#### [WORK TO DO]
Render every entry verbatim.

** START **

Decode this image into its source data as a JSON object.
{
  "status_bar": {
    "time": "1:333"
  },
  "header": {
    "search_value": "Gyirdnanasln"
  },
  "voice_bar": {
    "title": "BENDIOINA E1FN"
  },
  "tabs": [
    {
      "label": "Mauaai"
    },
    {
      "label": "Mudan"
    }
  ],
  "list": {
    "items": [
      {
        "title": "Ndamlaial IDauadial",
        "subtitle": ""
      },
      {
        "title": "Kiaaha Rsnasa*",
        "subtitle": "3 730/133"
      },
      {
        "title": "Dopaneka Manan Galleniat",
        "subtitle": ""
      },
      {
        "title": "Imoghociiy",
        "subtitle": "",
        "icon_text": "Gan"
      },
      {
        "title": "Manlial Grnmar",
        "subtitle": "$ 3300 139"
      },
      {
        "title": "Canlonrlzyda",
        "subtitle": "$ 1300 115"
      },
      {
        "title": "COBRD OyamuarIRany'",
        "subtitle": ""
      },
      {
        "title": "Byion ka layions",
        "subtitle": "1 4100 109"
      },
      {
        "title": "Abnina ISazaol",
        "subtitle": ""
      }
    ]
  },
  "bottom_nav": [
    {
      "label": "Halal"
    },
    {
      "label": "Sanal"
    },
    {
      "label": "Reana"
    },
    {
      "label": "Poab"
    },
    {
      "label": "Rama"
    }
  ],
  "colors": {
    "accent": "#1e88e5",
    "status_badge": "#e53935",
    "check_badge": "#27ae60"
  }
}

** END **

#### [FINAL RESULT]
Decode this image into its source data as a JSON object.
{
  "status_bar": {
    "time": "1:333"
  },
  "header": {
    "search_value": "Gyirdnanasln"
  },
  "voice_bar": {
    "title": "BENDIOINA E1FN"
  },
  "tabs": [
    {
      "label": "Mauaai"
    },
    {
      "label": "Mudan"
    }
  ],
  "list": {
    "items": [
      {
        "title": "Ndamlaial IDauadial",
        "subtitle": ""
      },
      {
        "title": "Kiaaha Rsnasa*",
        "subtitle": "3 730/133"
      },
      {
        "title": "Dopaneka Manan Galleniat",
        "subtitle": ""
      },
      {
        "title": "Imoghociiy",
        "subtitle": "",
        "icon_text": "Gan"
      },
      {
        "title": "Manlial Grnmar",
        "subtitle": "$ 3300 139"
      },
      {
        "title": "Canlonrlzyda",
        "subtitle": "$ 1300 115"
      },
      {
        "title": "COBRD OyamuarIRany'",
        "subtitle": ""
      },
      {
        "title": "Byion ka layions",
        "subtitle": "1 4100 109"
      },
      {
        "title": "Abnina ISazaol",
        "subtitle": ""
      }
    ]
  },
  "bottom_nav": [
    {
      "label": "Halal"
    },
    {
      "label": "Sanal"
    },
    {
      "label": "Reana"
    },
    {
      "label": "Poab"
    },
    {
      "label": "Rama"
    }
  ],
  "colors": {
    "accent": "#1e88e5",
    "status_badge": "#e53935",
    "check_badge": "#27ae60"
  }
}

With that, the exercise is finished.